[Opening Text block section]

Same for the <link> element:

<!-- Both of these will download over the network -->
<link
  rel="stylesheet"
  href="some-styles.css"
  media="(min-width: 1px)"
/>
<link
  rel="stylesheet"
  href="some-other-styles.css"
  media="(min-width: 1000000000px)"
/>

In hindsight, this kind of makes sense. Imagine, for example, you have two stylesheets: one for light mode, one for dark. If the user agent is currently in light mode the browser would only download the light mode stylesheet. Then, if the user were to switch to dark mode, the browser would have to go fetch the dark mode stylesheet. This would (I imagine) result in a strange flash or lag in style re-painting, since the new styles would have to be fetched over the network, parsed, and then applied.

As another example, imagine you resized your browser from 1200px to 800px, and somewhere along the way you passed a breakpoint which required loading a conditional stylesheet with alternate layout rules. It wouldn’t feel very responsive if those rules had to be retrieved over the network, parsed, and then applied to the document.

In other words: all styles—regardless of the specified media queries—are loaded over the network. The specified media queries appear to help the browser determine 1) whether or not to apply the styles, and 2) the priority in which to fetch the styles (media queries that don’t match the current user agent get a lower load priority).

The Confusing Part

I think the most confusing part of this for me was that the docs I read made me think the styles were conditionally loaded and applied, not solely conditionally loaded.

For example, MDN says of @import with a media query:

If the browser does not support any these queries, it does not load the linked resource.

And for <link media="...">, MDN says:

You can also provide a media type or query inside a media attribute; this resource will then only be loaded if the media condition is true.

From what I can tell, both of those statements are untrue. The browser loads the styles regardless of the media query (though with a different priority) but doesn’t apply them unless the media query matches.

What’s even more interesting here is what the spec says on the matter:

The import conditions allow the import to be media– or feature-support–dependent. In the absence of any import conditions, the import is unconditional…If the import conditions do not match, the rules in the imported stylesheet do not apply, exactly as if the imported stylesheet were wrapped in @media and/or @supports blocks with the given conditions.

[Closing Text block section]
[Opening Input data section]

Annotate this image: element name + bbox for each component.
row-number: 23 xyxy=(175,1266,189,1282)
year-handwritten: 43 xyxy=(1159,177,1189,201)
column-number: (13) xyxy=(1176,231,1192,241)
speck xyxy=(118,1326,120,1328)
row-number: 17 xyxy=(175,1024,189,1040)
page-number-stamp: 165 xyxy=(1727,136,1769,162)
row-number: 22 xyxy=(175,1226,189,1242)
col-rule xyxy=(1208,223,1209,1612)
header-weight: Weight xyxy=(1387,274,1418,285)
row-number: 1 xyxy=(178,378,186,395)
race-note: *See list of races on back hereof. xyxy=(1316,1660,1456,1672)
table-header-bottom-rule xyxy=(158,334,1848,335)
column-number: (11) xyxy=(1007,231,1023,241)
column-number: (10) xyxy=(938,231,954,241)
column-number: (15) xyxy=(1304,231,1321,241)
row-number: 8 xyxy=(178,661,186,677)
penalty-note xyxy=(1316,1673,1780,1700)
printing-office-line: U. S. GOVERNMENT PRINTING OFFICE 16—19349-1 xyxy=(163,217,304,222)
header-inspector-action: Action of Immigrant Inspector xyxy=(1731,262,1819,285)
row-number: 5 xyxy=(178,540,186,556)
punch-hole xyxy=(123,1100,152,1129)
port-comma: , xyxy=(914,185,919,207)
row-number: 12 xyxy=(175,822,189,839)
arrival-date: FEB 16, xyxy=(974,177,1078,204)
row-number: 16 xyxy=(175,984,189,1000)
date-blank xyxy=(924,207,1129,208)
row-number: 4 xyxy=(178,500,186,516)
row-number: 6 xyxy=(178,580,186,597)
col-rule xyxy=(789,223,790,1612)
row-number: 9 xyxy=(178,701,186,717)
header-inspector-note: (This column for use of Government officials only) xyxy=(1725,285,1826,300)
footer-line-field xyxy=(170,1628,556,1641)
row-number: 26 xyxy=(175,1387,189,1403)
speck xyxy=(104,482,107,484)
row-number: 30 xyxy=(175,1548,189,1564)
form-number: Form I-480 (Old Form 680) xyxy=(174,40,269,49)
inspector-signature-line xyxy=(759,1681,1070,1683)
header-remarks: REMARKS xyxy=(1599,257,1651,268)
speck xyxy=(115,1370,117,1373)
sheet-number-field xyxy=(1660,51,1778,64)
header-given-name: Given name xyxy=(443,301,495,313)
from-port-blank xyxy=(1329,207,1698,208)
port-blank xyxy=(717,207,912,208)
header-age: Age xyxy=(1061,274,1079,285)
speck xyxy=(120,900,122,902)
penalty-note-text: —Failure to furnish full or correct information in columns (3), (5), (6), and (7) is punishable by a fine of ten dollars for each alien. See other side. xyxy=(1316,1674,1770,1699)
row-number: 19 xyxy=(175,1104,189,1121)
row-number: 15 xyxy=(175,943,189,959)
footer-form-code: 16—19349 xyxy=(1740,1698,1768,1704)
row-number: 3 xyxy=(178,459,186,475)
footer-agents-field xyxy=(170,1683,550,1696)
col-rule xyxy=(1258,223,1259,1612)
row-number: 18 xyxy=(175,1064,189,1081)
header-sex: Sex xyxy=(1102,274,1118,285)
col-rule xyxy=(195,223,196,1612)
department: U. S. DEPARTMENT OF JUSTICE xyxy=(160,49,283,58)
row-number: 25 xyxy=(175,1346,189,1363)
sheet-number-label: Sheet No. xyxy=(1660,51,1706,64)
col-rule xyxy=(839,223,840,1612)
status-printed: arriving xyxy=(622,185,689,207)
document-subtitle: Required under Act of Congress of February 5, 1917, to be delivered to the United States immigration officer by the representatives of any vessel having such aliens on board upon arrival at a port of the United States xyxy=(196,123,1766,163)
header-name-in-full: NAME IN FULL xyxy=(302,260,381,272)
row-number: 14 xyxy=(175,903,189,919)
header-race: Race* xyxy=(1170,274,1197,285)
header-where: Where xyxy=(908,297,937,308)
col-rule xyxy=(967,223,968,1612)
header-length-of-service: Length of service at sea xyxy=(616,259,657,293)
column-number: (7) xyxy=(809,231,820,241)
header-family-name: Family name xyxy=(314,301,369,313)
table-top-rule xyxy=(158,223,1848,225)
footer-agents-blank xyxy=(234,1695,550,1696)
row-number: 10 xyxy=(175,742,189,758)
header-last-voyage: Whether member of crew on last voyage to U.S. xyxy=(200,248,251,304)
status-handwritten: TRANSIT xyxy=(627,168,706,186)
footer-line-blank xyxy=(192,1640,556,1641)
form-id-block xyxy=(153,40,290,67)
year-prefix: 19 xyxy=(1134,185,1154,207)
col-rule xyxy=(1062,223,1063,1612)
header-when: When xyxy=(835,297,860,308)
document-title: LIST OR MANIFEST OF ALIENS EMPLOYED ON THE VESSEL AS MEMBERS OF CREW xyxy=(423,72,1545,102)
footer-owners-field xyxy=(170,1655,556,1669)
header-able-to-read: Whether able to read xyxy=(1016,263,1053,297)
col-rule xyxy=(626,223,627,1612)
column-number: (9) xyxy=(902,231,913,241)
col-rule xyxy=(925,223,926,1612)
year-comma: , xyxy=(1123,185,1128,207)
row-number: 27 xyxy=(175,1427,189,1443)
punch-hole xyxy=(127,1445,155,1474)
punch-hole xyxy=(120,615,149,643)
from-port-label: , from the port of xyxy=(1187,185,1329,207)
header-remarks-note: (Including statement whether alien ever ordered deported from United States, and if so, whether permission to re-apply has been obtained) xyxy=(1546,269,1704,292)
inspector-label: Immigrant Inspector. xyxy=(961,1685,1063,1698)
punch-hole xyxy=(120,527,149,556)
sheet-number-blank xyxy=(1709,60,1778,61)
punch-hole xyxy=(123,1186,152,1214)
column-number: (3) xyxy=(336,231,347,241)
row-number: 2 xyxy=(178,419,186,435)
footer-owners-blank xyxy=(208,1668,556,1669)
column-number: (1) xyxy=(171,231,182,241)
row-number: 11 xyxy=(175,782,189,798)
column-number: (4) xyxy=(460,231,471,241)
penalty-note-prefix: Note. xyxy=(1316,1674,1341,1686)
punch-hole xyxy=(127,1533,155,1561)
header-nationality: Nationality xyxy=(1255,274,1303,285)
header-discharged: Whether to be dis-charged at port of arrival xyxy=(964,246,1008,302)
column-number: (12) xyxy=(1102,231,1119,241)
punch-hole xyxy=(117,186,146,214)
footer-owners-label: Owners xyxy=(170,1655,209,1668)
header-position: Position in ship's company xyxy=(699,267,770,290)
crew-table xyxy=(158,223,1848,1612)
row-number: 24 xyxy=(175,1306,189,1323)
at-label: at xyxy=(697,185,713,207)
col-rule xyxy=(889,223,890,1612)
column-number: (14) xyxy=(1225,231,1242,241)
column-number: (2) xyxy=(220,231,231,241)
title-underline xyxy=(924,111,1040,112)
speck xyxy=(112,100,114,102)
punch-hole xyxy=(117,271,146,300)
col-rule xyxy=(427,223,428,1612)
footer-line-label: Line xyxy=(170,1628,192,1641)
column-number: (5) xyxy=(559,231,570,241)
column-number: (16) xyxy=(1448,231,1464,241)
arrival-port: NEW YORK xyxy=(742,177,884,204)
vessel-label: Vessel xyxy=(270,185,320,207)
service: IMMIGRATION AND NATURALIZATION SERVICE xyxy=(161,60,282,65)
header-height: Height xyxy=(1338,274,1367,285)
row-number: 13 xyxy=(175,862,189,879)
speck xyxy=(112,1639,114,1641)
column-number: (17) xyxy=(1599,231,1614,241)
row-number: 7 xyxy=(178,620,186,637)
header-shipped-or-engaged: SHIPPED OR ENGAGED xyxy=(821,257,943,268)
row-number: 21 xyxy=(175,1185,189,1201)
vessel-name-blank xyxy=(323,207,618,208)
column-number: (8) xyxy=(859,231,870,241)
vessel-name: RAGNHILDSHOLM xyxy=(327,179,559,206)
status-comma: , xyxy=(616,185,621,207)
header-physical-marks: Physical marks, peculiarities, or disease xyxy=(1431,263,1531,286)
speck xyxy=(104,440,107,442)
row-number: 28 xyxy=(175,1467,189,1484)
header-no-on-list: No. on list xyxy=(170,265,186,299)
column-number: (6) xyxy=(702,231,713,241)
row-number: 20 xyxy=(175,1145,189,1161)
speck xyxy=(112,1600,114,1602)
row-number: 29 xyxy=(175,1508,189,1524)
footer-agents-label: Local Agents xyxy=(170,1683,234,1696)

[Closing Input data section]

• [Task directions]
List each distinct attribute name used in the two <link> elements of the text on media queries and stylesheet loading.

• [Output]
rel, href, media